* START DATASET ROWS *
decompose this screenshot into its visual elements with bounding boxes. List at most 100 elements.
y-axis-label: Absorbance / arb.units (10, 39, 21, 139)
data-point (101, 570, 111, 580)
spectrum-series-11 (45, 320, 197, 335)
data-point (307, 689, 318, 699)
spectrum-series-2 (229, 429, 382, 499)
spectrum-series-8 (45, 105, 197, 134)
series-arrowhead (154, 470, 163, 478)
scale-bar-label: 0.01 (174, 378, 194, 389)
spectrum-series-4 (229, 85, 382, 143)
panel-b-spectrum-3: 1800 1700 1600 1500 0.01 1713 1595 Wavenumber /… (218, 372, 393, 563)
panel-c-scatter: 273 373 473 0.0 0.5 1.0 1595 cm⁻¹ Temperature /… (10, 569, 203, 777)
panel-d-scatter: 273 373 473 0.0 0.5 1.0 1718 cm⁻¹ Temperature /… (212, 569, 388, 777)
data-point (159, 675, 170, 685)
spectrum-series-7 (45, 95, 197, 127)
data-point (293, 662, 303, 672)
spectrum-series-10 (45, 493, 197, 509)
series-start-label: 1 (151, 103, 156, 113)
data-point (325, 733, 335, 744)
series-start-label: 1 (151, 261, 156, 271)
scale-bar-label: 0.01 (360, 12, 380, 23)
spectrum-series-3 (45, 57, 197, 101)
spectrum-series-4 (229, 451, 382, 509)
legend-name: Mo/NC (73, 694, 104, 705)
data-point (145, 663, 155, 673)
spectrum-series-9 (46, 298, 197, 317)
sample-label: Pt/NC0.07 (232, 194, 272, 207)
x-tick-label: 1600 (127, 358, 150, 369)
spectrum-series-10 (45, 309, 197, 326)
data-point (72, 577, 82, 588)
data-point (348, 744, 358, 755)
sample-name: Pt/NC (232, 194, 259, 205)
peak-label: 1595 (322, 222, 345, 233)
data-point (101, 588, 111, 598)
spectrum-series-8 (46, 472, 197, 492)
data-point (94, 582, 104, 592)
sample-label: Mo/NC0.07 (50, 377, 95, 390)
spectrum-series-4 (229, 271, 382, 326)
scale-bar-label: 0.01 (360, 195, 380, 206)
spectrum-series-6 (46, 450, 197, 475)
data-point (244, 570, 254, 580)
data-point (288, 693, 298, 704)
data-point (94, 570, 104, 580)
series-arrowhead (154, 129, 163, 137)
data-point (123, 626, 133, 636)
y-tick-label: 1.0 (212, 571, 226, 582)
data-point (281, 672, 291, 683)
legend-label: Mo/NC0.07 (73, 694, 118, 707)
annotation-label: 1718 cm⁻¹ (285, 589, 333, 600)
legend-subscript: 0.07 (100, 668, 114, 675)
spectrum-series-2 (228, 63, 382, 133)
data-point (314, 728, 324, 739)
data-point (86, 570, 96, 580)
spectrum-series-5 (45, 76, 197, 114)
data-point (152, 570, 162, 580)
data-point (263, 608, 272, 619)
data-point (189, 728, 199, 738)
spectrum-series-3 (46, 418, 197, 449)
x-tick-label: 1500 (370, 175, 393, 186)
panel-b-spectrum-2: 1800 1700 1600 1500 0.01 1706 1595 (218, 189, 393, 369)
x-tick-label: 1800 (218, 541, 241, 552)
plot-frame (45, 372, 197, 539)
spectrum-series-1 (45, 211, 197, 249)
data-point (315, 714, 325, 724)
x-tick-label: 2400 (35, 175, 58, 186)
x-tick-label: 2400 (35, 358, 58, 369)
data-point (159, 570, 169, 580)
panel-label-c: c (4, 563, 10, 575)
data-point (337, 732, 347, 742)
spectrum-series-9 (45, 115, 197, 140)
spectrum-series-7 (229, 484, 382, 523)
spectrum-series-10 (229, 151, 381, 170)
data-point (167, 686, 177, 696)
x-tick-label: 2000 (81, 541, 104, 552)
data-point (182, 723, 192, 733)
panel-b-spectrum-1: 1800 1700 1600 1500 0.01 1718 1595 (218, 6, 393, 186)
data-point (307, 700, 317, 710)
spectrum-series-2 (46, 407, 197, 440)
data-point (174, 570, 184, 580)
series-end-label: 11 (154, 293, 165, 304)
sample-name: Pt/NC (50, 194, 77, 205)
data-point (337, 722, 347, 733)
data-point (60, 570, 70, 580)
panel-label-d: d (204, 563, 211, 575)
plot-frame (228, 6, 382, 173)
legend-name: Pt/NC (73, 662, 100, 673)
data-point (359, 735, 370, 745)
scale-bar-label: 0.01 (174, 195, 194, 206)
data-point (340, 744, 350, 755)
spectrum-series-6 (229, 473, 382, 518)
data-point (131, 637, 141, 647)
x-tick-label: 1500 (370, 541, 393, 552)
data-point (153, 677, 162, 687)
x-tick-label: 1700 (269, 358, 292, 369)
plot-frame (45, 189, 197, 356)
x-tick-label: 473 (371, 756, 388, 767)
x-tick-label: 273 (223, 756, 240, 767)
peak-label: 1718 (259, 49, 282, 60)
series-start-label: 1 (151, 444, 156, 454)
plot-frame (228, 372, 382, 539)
* END DATASET ROWS *
● WRITTEN REQUEST:
Collect every line of the data above that contains the string "arrowhead".

● CORRECT RESPONSE:
series-arrowhead (154, 470, 163, 478)
series-arrowhead (154, 129, 163, 137)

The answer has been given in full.